*STATED TASK*. Below are some records. Copy every line in them that holds "opacity".
* Begin DATASET EXCERPTS *
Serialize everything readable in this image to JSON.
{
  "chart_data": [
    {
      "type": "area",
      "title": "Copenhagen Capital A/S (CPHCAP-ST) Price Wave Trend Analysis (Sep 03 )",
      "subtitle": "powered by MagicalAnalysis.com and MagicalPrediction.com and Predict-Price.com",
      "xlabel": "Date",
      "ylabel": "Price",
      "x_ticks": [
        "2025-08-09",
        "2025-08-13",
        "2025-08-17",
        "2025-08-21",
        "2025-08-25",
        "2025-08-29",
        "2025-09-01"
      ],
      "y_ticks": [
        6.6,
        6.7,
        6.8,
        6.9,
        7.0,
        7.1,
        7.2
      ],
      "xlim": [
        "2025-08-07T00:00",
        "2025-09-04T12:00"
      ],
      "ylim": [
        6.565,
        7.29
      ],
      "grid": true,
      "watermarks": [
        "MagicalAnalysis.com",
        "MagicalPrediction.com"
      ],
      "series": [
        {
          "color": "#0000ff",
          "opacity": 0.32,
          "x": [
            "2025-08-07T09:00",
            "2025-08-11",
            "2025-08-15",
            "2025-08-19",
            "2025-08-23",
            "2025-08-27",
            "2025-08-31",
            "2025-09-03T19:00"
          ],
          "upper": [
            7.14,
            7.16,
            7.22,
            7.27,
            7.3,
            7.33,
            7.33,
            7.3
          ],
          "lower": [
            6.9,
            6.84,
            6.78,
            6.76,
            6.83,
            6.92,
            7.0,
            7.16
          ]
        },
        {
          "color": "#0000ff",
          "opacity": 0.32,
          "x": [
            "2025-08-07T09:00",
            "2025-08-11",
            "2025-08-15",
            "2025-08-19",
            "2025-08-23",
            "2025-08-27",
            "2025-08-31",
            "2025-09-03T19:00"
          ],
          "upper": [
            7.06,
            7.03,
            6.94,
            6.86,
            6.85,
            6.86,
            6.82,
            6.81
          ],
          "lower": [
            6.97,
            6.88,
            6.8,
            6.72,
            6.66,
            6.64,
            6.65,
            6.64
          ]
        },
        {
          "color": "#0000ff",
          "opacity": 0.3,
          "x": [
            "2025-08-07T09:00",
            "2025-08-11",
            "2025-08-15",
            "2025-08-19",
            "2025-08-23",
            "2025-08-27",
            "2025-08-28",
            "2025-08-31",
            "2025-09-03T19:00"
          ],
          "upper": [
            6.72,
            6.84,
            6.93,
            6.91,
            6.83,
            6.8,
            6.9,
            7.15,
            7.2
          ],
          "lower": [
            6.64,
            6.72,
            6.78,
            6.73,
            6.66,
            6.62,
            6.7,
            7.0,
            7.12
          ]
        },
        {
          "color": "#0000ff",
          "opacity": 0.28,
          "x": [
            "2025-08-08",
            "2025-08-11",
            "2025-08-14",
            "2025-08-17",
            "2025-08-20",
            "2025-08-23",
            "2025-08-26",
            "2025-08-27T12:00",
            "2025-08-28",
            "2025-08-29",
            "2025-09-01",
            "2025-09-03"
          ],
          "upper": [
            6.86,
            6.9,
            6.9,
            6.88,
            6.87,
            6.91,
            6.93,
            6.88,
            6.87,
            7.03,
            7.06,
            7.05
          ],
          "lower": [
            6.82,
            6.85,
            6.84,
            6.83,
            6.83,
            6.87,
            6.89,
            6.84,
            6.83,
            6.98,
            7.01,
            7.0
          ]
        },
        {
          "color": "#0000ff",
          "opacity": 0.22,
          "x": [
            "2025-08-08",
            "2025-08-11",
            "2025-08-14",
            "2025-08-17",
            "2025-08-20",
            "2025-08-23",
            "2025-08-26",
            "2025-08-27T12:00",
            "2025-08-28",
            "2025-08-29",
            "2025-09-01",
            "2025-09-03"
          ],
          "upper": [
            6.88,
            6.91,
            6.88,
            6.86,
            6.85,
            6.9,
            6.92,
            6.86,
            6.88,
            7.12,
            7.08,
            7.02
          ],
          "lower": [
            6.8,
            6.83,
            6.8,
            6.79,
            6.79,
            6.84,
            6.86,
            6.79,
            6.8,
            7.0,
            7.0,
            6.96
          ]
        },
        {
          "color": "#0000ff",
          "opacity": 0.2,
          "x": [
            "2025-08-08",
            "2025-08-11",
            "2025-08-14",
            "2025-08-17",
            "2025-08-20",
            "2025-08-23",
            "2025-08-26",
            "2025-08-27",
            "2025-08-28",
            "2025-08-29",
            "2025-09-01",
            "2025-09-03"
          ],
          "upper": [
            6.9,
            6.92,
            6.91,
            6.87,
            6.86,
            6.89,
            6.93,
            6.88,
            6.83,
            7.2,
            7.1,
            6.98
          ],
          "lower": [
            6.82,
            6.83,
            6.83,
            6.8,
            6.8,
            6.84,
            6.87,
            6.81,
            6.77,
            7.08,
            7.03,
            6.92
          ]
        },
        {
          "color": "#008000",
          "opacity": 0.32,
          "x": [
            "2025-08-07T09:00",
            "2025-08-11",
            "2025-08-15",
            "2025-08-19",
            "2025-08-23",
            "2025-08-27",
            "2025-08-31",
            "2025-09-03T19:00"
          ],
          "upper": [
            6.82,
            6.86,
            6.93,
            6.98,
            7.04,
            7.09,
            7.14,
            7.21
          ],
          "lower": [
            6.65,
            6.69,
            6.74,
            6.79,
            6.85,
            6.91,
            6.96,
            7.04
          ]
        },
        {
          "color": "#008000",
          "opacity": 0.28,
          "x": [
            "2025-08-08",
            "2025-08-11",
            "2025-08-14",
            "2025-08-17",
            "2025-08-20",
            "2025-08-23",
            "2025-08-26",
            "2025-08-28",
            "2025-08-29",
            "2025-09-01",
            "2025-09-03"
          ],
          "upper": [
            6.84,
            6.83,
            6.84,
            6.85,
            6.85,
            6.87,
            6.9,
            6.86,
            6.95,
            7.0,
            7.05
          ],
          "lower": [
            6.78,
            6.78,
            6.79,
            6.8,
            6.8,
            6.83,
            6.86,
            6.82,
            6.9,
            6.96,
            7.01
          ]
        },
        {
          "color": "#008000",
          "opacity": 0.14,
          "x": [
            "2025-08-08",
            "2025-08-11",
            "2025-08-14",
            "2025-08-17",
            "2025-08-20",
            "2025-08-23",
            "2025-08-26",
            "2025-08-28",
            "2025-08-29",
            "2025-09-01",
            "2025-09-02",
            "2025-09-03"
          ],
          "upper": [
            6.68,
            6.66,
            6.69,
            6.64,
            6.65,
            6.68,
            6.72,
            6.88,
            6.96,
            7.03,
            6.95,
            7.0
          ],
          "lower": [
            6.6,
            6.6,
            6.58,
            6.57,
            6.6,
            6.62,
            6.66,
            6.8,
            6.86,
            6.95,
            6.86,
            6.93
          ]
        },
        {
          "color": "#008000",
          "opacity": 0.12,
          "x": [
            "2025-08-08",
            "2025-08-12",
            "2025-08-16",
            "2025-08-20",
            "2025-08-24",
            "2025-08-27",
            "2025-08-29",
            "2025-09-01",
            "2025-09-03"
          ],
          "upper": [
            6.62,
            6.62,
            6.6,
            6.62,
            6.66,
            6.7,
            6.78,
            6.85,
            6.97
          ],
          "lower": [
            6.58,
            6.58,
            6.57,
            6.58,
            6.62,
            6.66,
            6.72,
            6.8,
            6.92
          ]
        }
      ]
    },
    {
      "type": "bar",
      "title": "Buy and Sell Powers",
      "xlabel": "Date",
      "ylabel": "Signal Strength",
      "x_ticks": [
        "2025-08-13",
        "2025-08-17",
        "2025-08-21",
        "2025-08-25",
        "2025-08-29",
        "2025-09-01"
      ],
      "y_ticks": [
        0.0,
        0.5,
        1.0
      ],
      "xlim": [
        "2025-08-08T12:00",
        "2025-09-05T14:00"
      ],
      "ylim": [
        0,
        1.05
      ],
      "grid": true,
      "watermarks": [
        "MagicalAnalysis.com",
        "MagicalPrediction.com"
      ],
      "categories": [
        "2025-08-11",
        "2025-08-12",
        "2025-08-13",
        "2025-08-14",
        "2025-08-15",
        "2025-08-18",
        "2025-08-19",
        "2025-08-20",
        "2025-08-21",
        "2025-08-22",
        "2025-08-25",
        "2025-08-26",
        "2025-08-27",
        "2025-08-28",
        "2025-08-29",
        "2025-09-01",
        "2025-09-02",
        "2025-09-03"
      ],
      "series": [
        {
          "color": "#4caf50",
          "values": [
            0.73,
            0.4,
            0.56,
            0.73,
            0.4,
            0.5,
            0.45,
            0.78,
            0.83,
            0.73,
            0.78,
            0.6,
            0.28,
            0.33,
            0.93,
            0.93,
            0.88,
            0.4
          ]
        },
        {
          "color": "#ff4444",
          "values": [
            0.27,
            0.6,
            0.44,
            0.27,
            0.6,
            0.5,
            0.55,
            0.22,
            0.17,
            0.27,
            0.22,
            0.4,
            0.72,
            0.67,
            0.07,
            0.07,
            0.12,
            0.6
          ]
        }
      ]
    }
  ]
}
* End DATASET EXCERPTS *
*TASK RESULT*.
          "opacity": 0.32,
          "opacity": 0.32,
          "opacity": 0.3,
          "opacity": 0.28,
          "opacity": 0.22,
          "opacity": 0.2,
          "opacity": 0.32,
          "opacity": 0.28,
          "opacity": 0.14,
          "opacity": 0.12,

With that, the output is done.